Problem set:
A - List the username shown in each post heading of the Trumatic handbook thread.
B - Copy the Trumatic handbook thread word for word, from "## 97993 (Mar" up to and including "Gerhard (or anyone)".

Given text:
════

# Statements From the Trumatic C3402, C6002 Handbook



## StAubyns (Jun 4, 2006)

I have been reading the Trumatic handbook supplied with our motorhome. I came across some statements that are of interest and that have been the subjects of discussion on this forum.

1 The Trumatic C is a hot air liquid gas heating system with integrated hot water boiler (12 Litres). The burner operates fan supported, *which ensures trouble freefunction even when on the move. National restrictions must be observed with regard to operation when on the move*

2 *Heating operation is basically possible without restriction with or without water content*

Wether you would choose to do either is a different matter

regards

Geoff


----------



## Boff (May 10, 2005)

Hi Geoff,

yes, both statements are also found in the original (German) handbooks, and they are both true. 

I have done both frequently and will continue so. No problem.

Best Regards,
Gerhard


----------



## 97993 (Mar 5, 2006)

Unfortunatly uk vans won't allow you to do that as power to the rear is cut when engine is running


----------



## Telbell (May 1, 2005)

Gerhard (or anyone)

════

Given information:
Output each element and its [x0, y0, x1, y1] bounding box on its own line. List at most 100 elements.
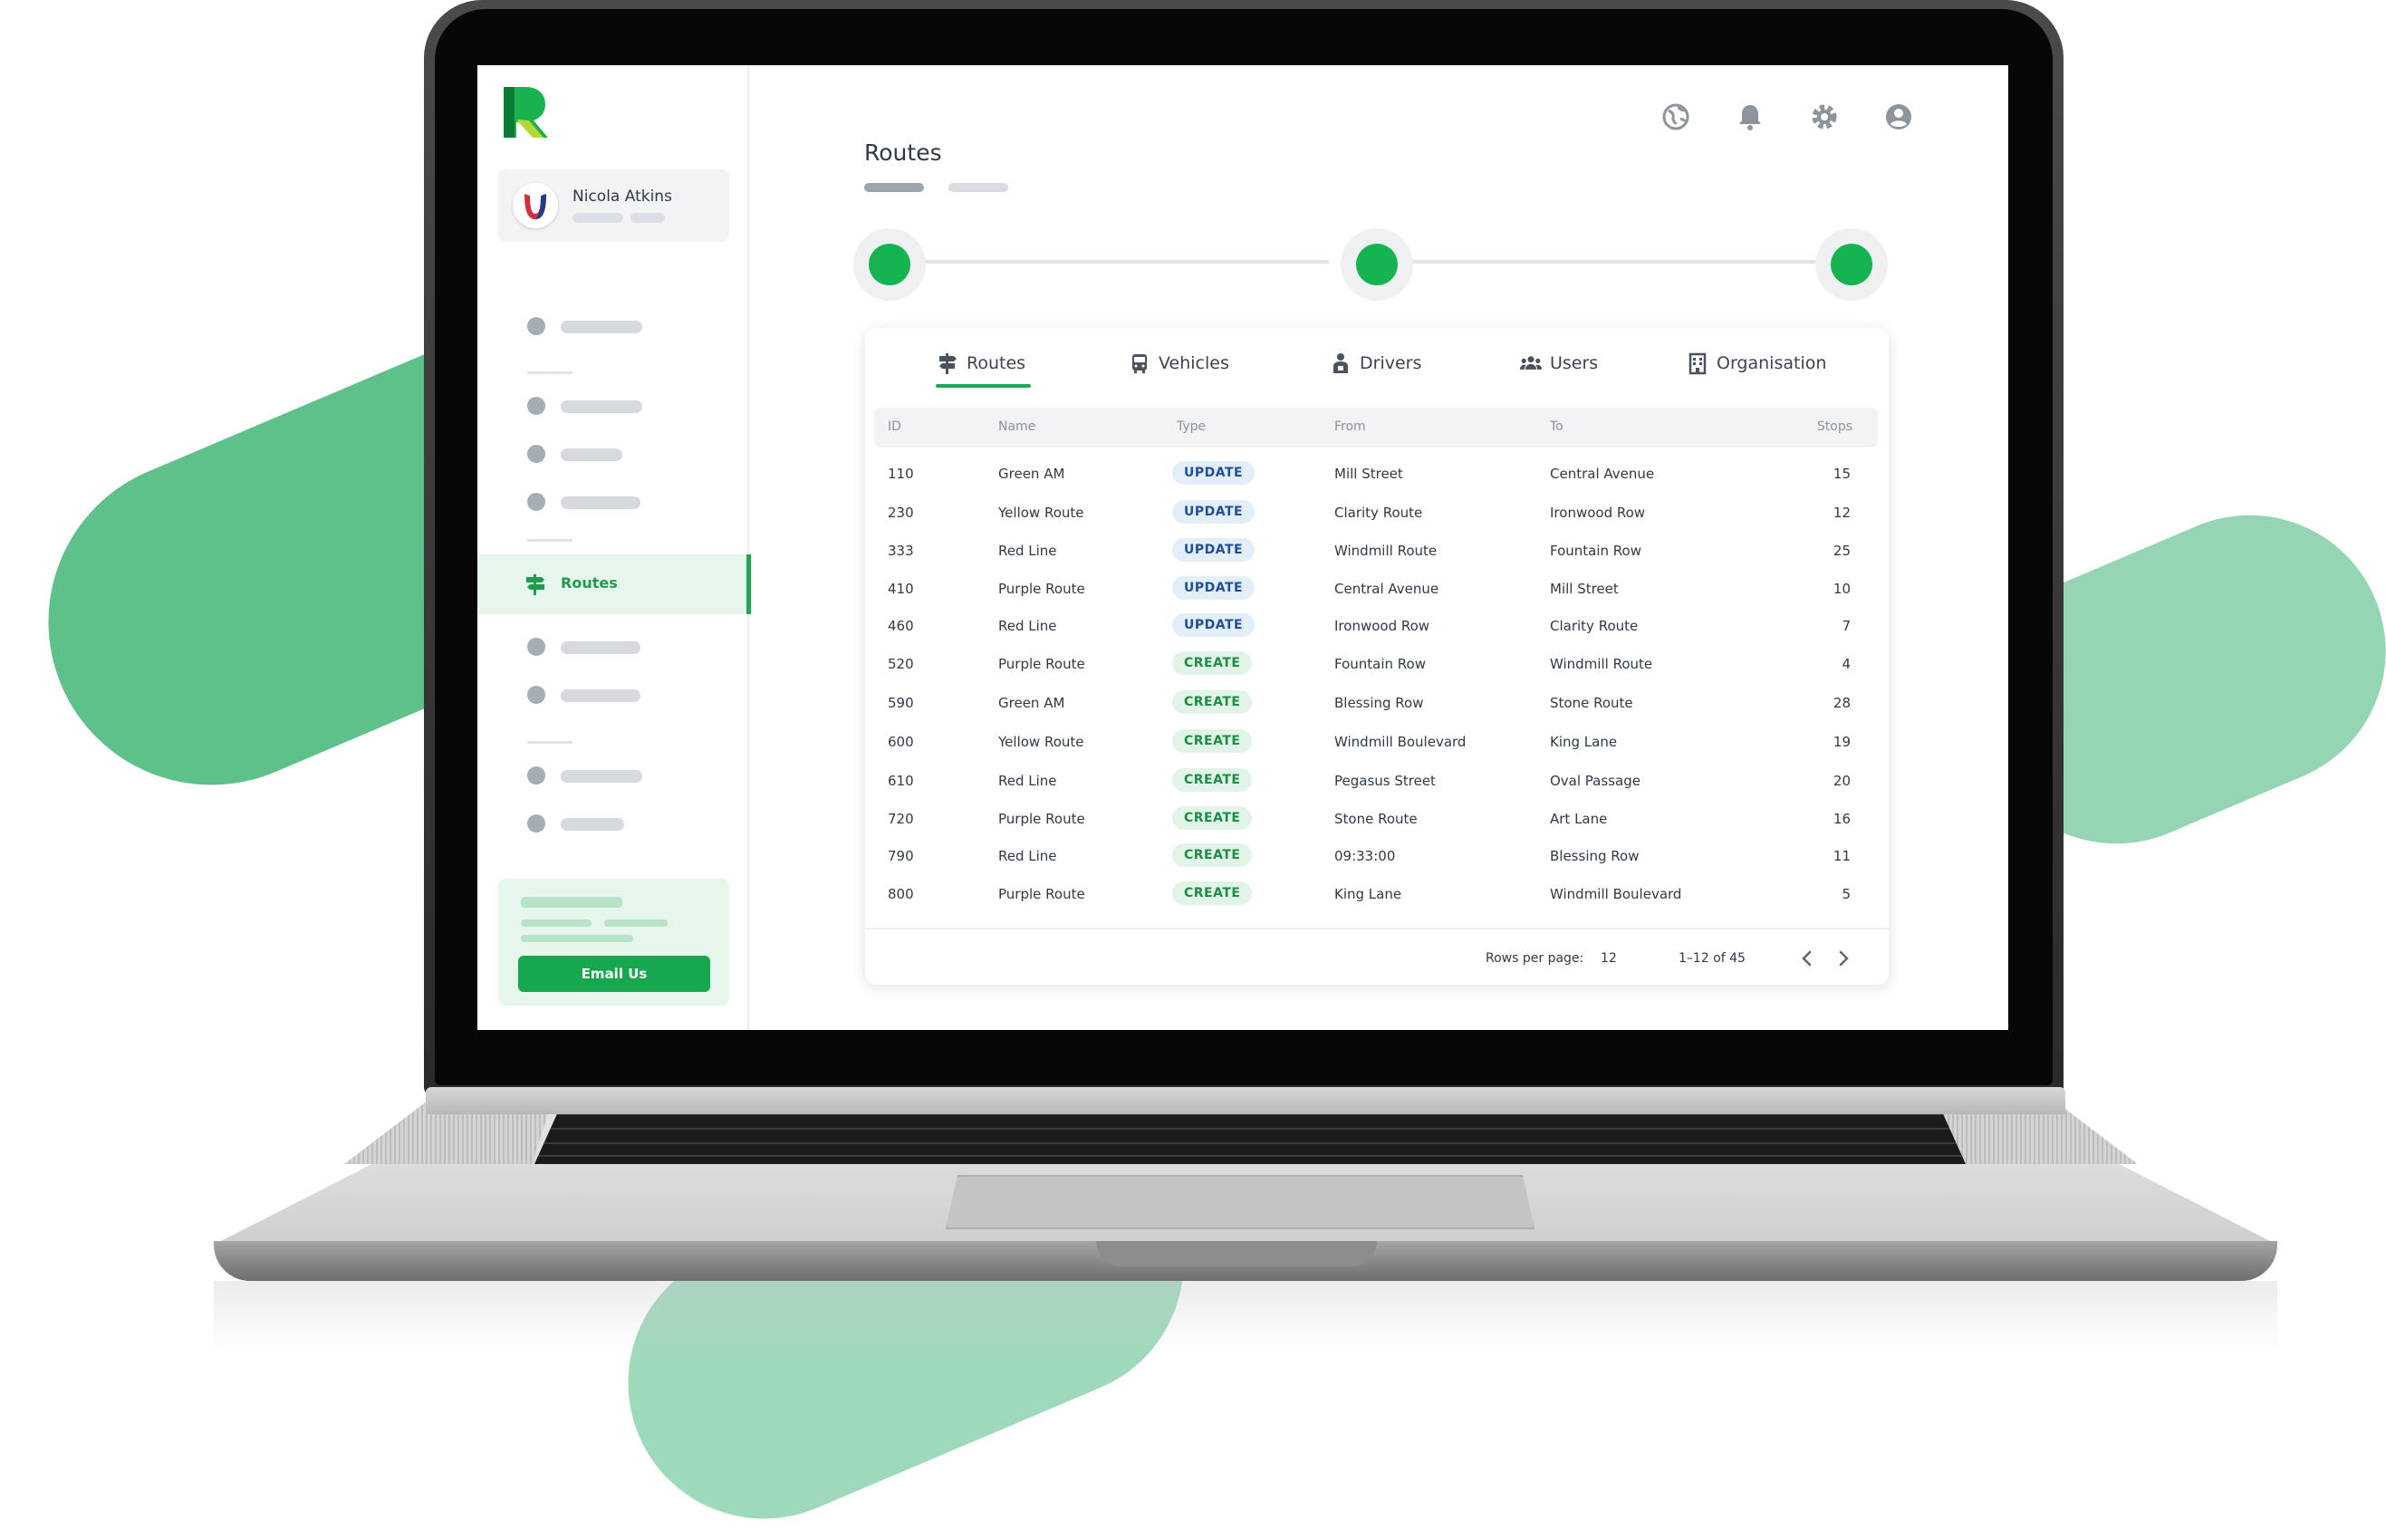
cell-from: Fountain Row: [1334, 656, 1426, 672]
active-tab-indicator: [936, 384, 1031, 388]
table-row[interactable]: 590 Green AM CREATE Blessing Row Stone Route…: [874, 684, 1878, 722]
table-row[interactable]: 790 Red Line CREATE 09:33:00 Blessing Row 11: [874, 837, 1878, 875]
sidebar-item[interactable]: [477, 294, 749, 353]
stepper-step[interactable]: [1341, 228, 1413, 301]
gear-icon[interactable]: [1809, 101, 1840, 132]
cell-name: Green AM: [998, 466, 1065, 482]
cell-stops: 28: [1833, 695, 1851, 711]
table-row[interactable]: 610 Red Line CREATE Pegasus Street Oval Pass…: [874, 762, 1878, 800]
cell-id: 600: [888, 734, 914, 750]
app-logo-icon[interactable]: [500, 83, 551, 141]
column-header-type[interactable]: Type: [1177, 419, 1206, 434]
app-screen: Nicola Atkins Routes Email Us Routes Rou…: [477, 65, 2008, 1030]
table-row[interactable]: 410 Purple Route UPDATE Central Avenue Mill …: [874, 570, 1878, 608]
tab-label: Drivers: [1360, 353, 1422, 373]
sidebar-item[interactable]: [477, 469, 749, 529]
table-row[interactable]: 230 Yellow Route UPDATE Clarity Route Ironwo…: [874, 494, 1878, 532]
profile-subtitle-placeholder: [572, 213, 623, 223]
cell-from: Windmill Route: [1334, 543, 1438, 559]
column-header-to[interactable]: To: [1550, 419, 1563, 434]
signpost-icon: [526, 574, 544, 595]
cell-name: Purple Route: [998, 656, 1085, 672]
column-header-name[interactable]: Name: [998, 419, 1035, 434]
table-row[interactable]: 460 Red Line UPDATE Ironwood Row Clarity Rou…: [874, 607, 1878, 645]
profile-subtitle-placeholder: [630, 213, 665, 223]
column-header-id[interactable]: ID: [888, 419, 901, 434]
type-badge: CREATE: [1172, 690, 1253, 714]
type-badge: CREATE: [1172, 843, 1253, 867]
cell-id: 790: [888, 848, 914, 864]
cell-name: Red Line: [998, 848, 1057, 864]
rows-per-page-select[interactable]: 12: [1601, 951, 1617, 966]
cell-stops: 25: [1833, 543, 1851, 559]
table-row[interactable]: 720 Purple Route CREATE Stone Route Art Lane…: [874, 800, 1878, 838]
table-row[interactable]: 600 Yellow Route CREATE Windmill Boulevard K…: [874, 723, 1878, 761]
tab-label: Vehicles: [1159, 353, 1229, 373]
globe-icon[interactable]: [1660, 101, 1691, 132]
table-row[interactable]: 333 Red Line UPDATE Windmill Route Fountain …: [874, 532, 1878, 570]
sidebar-divider: [527, 539, 572, 542]
sidebar: Nicola Atkins Routes Email Us: [477, 65, 751, 1030]
chevron-left-icon[interactable]: [1793, 944, 1822, 973]
type-badge: CREATE: [1172, 729, 1253, 753]
cell-stops: 10: [1833, 581, 1851, 597]
cell-id: 230: [888, 505, 914, 521]
bus-icon: [1132, 354, 1147, 373]
cell-to: Art Lane: [1550, 811, 1608, 827]
column-header-stops[interactable]: Stops: [1817, 419, 1852, 434]
cell-stops: 7: [1842, 618, 1851, 634]
signpost-icon: [939, 353, 957, 374]
cell-to: Ironwood Row: [1550, 505, 1646, 521]
account-icon[interactable]: [1883, 101, 1914, 132]
type-badge: CREATE: [1172, 881, 1253, 905]
cell-id: 590: [888, 695, 914, 711]
contact-placeholder: [604, 919, 668, 927]
sidebar-item-routes[interactable]: Routes: [477, 554, 751, 614]
avatar-icon: [513, 183, 558, 228]
laptop-hinge: [426, 1087, 2065, 1114]
cell-from: Windmill Boulevard: [1334, 734, 1467, 750]
type-badge: UPDATE: [1172, 613, 1256, 637]
tab-users[interactable]: Users: [1519, 348, 1619, 388]
cell-name: Yellow Route: [998, 734, 1084, 750]
pagination-range: 1–12 of 45: [1679, 951, 1746, 966]
email-us-button[interactable]: Email Us: [518, 956, 710, 992]
cell-from: Clarity Route: [1334, 505, 1423, 521]
sidebar-item-label: Routes: [561, 574, 618, 592]
cell-name: Green AM: [998, 695, 1065, 711]
cell-stops: 12: [1833, 505, 1851, 521]
contact-placeholder: [521, 919, 592, 927]
cell-name: Red Line: [998, 618, 1057, 634]
rows-per-page-label: Rows per page:: [1486, 951, 1584, 966]
breadcrumb-placeholder: [864, 183, 924, 192]
profile-card[interactable]: Nicola Atkins: [498, 169, 729, 242]
tab-vehicles[interactable]: Vehicles: [1128, 348, 1246, 388]
contact-placeholder: [521, 935, 633, 942]
stepper-step[interactable]: [853, 228, 926, 301]
sidebar-item[interactable]: [477, 791, 749, 851]
cell-name: Yellow Route: [998, 505, 1084, 521]
cell-from: Blessing Row: [1334, 695, 1424, 711]
column-header-from[interactable]: From: [1334, 419, 1366, 434]
cell-stops: 15: [1833, 466, 1851, 482]
cell-stops: 16: [1833, 811, 1851, 827]
tab-routes[interactable]: Routes: [936, 348, 1044, 388]
tab-label: Routes: [967, 353, 1026, 373]
sidebar-item[interactable]: [477, 662, 749, 722]
table-row[interactable]: 520 Purple Route CREATE Fountain Row Windmil…: [874, 645, 1878, 683]
bell-icon[interactable]: [1735, 101, 1765, 132]
stepper-step[interactable]: [1815, 228, 1888, 301]
tab-organisation[interactable]: Organisation: [1686, 348, 1849, 388]
cell-id: 610: [888, 773, 914, 789]
cell-id: 720: [888, 811, 914, 827]
tab-drivers[interactable]: Drivers: [1329, 348, 1438, 388]
cell-id: 410: [888, 581, 914, 597]
cell-name: Purple Route: [998, 886, 1085, 902]
driver-icon: [1333, 353, 1348, 373]
table-row[interactable]: 800 Purple Route CREATE King Lane Windmill B…: [874, 875, 1878, 913]
chevron-right-icon[interactable]: [1829, 944, 1858, 973]
cell-to: Oval Passage: [1550, 773, 1640, 789]
stepper-connector: [921, 260, 1329, 264]
type-badge: UPDATE: [1172, 538, 1256, 562]
table-row[interactable]: 110 Green AM UPDATE Mill Street Central Aven…: [874, 455, 1878, 493]
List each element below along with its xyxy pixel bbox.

════

Outputs:
A -
StAubyns
Boff
97993
Telbell

B -
## 97993 (Mar 5, 2006)

Unfortunatly uk vans won't allow you to do that as power to the rear is cut when engine is running


----------



## Telbell (May 1, 2005)

Gerhard (or anyone)